You are to retype all of the data exactly as it appears.

====== INFORMATION PROVIDED ======

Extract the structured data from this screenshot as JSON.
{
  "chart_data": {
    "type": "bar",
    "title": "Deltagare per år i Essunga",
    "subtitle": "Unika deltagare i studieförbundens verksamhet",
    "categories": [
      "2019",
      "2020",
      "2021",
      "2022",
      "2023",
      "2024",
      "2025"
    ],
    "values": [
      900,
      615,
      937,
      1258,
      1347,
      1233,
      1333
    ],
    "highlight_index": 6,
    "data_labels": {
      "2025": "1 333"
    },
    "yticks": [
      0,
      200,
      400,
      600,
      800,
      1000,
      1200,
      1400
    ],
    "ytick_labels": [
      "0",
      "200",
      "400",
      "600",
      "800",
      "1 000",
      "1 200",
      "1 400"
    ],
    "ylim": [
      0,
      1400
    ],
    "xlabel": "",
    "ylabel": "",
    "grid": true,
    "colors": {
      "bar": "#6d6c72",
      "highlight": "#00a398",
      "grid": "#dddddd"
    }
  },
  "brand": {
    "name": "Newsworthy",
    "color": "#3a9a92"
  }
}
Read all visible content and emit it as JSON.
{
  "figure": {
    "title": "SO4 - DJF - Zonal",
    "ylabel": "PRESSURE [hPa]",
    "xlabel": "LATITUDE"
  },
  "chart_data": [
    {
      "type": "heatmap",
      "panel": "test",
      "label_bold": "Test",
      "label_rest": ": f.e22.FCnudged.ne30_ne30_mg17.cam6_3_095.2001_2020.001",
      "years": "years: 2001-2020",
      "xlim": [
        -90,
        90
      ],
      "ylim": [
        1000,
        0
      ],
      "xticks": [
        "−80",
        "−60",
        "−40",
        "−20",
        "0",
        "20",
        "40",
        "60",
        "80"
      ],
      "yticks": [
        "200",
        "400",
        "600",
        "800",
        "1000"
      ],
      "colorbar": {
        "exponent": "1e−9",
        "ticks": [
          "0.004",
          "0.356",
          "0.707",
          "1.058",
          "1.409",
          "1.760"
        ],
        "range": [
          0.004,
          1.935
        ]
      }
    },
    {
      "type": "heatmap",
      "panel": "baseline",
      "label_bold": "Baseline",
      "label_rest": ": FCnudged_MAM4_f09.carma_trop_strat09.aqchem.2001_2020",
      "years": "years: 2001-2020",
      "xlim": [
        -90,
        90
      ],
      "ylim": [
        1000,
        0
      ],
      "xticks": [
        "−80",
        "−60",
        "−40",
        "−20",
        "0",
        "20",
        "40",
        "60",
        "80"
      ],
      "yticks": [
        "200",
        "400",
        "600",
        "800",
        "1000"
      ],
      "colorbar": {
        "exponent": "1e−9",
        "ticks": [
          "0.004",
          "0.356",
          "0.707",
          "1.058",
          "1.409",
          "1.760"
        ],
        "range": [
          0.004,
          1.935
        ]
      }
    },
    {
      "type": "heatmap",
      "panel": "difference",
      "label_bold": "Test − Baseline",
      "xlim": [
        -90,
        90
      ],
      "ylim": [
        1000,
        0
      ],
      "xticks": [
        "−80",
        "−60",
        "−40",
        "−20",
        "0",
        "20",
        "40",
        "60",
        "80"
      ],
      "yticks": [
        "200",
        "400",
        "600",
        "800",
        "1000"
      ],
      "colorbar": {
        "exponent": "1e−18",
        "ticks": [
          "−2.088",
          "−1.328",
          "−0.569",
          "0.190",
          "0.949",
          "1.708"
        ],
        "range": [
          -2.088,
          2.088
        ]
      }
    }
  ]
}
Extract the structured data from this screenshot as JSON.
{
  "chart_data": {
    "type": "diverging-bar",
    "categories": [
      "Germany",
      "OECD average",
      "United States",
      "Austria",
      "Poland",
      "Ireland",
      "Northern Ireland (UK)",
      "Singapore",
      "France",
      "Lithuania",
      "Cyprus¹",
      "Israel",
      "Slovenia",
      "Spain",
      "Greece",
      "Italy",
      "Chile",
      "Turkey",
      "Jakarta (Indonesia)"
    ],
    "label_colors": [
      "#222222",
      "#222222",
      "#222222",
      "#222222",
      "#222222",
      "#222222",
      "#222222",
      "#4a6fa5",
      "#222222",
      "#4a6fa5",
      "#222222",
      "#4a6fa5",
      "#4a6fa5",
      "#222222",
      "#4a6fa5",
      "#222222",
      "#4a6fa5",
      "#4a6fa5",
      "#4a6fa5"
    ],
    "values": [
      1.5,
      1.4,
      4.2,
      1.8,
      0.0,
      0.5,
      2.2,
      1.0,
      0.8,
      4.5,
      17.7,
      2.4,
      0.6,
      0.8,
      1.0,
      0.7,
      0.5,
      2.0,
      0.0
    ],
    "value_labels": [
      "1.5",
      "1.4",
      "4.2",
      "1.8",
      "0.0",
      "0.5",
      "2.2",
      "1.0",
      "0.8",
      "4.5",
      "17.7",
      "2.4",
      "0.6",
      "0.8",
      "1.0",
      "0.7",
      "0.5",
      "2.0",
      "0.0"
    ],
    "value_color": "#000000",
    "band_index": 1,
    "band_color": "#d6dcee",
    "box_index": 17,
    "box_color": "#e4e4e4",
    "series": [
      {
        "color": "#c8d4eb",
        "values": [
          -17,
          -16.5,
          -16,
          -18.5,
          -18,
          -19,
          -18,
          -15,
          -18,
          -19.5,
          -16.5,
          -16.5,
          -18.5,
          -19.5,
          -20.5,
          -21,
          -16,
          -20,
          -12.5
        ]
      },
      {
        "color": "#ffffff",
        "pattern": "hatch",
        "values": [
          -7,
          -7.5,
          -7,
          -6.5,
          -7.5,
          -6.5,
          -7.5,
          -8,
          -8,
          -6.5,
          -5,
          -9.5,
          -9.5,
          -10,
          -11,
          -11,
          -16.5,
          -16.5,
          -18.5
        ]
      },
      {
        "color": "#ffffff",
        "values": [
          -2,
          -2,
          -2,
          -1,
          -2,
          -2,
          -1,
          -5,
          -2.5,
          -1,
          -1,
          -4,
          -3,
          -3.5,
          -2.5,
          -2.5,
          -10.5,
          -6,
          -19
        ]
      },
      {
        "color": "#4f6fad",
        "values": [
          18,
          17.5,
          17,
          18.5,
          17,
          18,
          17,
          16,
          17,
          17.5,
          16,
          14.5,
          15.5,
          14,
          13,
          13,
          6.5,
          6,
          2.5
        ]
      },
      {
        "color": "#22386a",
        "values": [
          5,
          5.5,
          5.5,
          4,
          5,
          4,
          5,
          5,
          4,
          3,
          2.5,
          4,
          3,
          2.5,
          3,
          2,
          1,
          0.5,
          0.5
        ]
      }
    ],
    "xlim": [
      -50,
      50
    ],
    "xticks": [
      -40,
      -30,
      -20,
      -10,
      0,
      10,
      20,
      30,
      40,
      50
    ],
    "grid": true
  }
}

======

[TASK OUTPUT]
Extract the structured data from this screenshot as JSON.
{
  "chart_data": {
    "type": "bar",
    "title": "Deltagare per år i Essunga",
    "subtitle": "Unika deltagare i studieförbundens verksamhet",
    "categories": [
      "2019",
      "2020",
      "2021",
      "2022",
      "2023",
      "2024",
      "2025"
    ],
    "values": [
      900,
      615,
      937,
      1258,
      1347,
      1233,
      1333
    ],
    "highlight_index": 6,
    "data_labels": {
      "2025": "1 333"
    },
    "yticks": [
      0,
      200,
      400,
      600,
      800,
      1000,
      1200,
      1400
    ],
    "ytick_labels": [
      "0",
      "200",
      "400",
      "600",
      "800",
      "1 000",
      "1 200",
      "1 400"
    ],
    "ylim": [
      0,
      1400
    ],
    "xlabel": "",
    "ylabel": "",
    "grid": true,
    "colors": {
      "bar": "#6d6c72",
      "highlight": "#00a398",
      "grid": "#dddddd"
    }
  },
  "brand": {
    "name": "Newsworthy",
    "color": "#3a9a92"
  }
}
Read all visible content and emit it as JSON.
{
  "figure": {
    "title": "SO4 - DJF - Zonal",
    "ylabel": "PRESSURE [hPa]",
    "xlabel": "LATITUDE"
  },
  "chart_data": [
    {
      "type": "heatmap",
      "panel": "test",
      "label_bold": "Test",
      "label_rest": ": f.e22.FCnudged.ne30_ne30_mg17.cam6_3_095.2001_2020.001",
      "years": "years: 2001-2020",
      "xlim": [
        -90,
        90
      ],
      "ylim": [
        1000,
        0
      ],
      "xticks": [
        "−80",
        "−60",
        "−40",
        "−20",
        "0",
        "20",
        "40",
        "60",
        "80"
      ],
      "yticks": [
        "200",
        "400",
        "600",
        "800",
        "1000"
      ],
      "colorbar": {
        "exponent": "1e−9",
        "ticks": [
          "0.004",
          "0.356",
          "0.707",
          "1.058",
          "1.409",
          "1.760"
        ],
        "range": [
          0.004,
          1.935
        ]
      }
    },
    {
      "type": "heatmap",
      "panel": "baseline",
      "label_bold": "Baseline",
      "label_rest": ": FCnudged_MAM4_f09.carma_trop_strat09.aqchem.2001_2020",
      "years": "years: 2001-2020",
      "xlim": [
        -90,
        90
      ],
      "ylim": [
        1000,
        0
      ],
      "xticks": [
        "−80",
        "−60",
        "−40",
        "−20",
        "0",
        "20",
        "40",
        "60",
        "80"
      ],
      "yticks": [
        "200",
        "400",
        "600",
        "800",
        "1000"
      ],
      "colorbar": {
        "exponent": "1e−9",
        "ticks": [
          "0.004",
          "0.356",
          "0.707",
          "1.058",
          "1.409",
          "1.760"
        ],
        "range": [
          0.004,
          1.935
        ]
      }
    },
    {
      "type": "heatmap",
      "panel": "difference",
      "label_bold": "Test − Baseline",
      "xlim": [
        -90,
        90
      ],
      "ylim": [
        1000,
        0
      ],
      "xticks": [
        "−80",
        "−60",
        "−40",
        "−20",
        "0",
        "20",
        "40",
        "60",
        "80"
      ],
      "yticks": [
        "200",
        "400",
        "600",
        "800",
        "1000"
      ],
      "colorbar": {
        "exponent": "1e−18",
        "ticks": [
          "−2.088",
          "−1.328",
          "−0.569",
          "0.190",
          "0.949",
          "1.708"
        ],
        "range": [
          -2.088,
          2.088
        ]
      }
    }
  ]
}
Extract the structured data from this screenshot as JSON.
{
  "chart_data": {
    "type": "diverging-bar",
    "categories": [
      "Germany",
      "OECD average",
      "United States",
      "Austria",
      "Poland",
      "Ireland",
      "Northern Ireland (UK)",
      "Singapore",
      "France",
      "Lithuania",
      "Cyprus¹",
      "Israel",
      "Slovenia",
      "Spain",
      "Greece",
      "Italy",
      "Chile",
      "Turkey",
      "Jakarta (Indonesia)"
    ],
    "label_colors": [
      "#222222",
      "#222222",
      "#222222",
      "#222222",
      "#222222",
      "#222222",
      "#222222",
      "#4a6fa5",
      "#222222",
      "#4a6fa5",
      "#222222",
      "#4a6fa5",
      "#4a6fa5",
      "#222222",
      "#4a6fa5",
      "#222222",
      "#4a6fa5",
      "#4a6fa5",
      "#4a6fa5"
    ],
    "values": [
      1.5,
      1.4,
      4.2,
      1.8,
      0.0,
      0.5,
      2.2,
      1.0,
      0.8,
      4.5,
      17.7,
      2.4,
      0.6,
      0.8,
      1.0,
      0.7,
      0.5,
      2.0,
      0.0
    ],
    "value_labels": [
      "1.5",
      "1.4",
      "4.2",
      "1.8",
      "0.0",
      "0.5",
      "2.2",
      "1.0",
      "0.8",
      "4.5",
      "17.7",
      "2.4",
      "0.6",
      "0.8",
      "1.0",
      "0.7",
      "0.5",
      "2.0",
      "0.0"
    ],
    "value_color": "#000000",
    "band_index": 1,
    "band_color": "#d6dcee",
    "box_index": 17,
    "box_color": "#e4e4e4",
    "series": [
      {
        "color": "#c8d4eb",
        "values": [
          -17,
          -16.5,
          -16,
          -18.5,
          -18,
          -19,
          -18,
          -15,
          -18,
          -19.5,
          -16.5,
          -16.5,
          -18.5,
          -19.5,
          -20.5,
          -21,
          -16,
          -20,
          -12.5
        ]
      },
      {
        "color": "#ffffff",
        "pattern": "hatch",
        "values": [
          -7,
          -7.5,
          -7,
          -6.5,
          -7.5,
          -6.5,
          -7.5,
          -8,
          -8,
          -6.5,
          -5,
          -9.5,
          -9.5,
          -10,
          -11,
          -11,
          -16.5,
          -16.5,
          -18.5
        ]
      },
      {
        "color": "#ffffff",
        "values": [
          -2,
          -2,
          -2,
          -1,
          -2,
          -2,
          -1,
          -5,
          -2.5,
          -1,
          -1,
          -4,
          -3,
          -3.5,
          -2.5,
          -2.5,
          -10.5,
          -6,
          -19
        ]
      },
      {
        "color": "#4f6fad",
        "values": [
          18,
          17.5,
          17,
          18.5,
          17,
          18,
          17,
          16,
          17,
          17.5,
          16,
          14.5,
          15.5,
          14,
          13,
          13,
          6.5,
          6,
          2.5
        ]
      },
      {
        "color": "#22386a",
        "values": [
          5,
          5.5,
          5.5,
          4,
          5,
          4,
          5,
          5,
          4,
          3,
          2.5,
          4,
          3,
          2.5,
          3,
          2,
          1,
          0.5,
          0.5
        ]
      }
    ],
    "xlim": [
      -50,
      50
    ],
    "xticks": [
      -40,
      -30,
      -20,
      -10,
      0,
      10,
      20,
      30,
      40,
      50
    ],
    "grid": true
  }
}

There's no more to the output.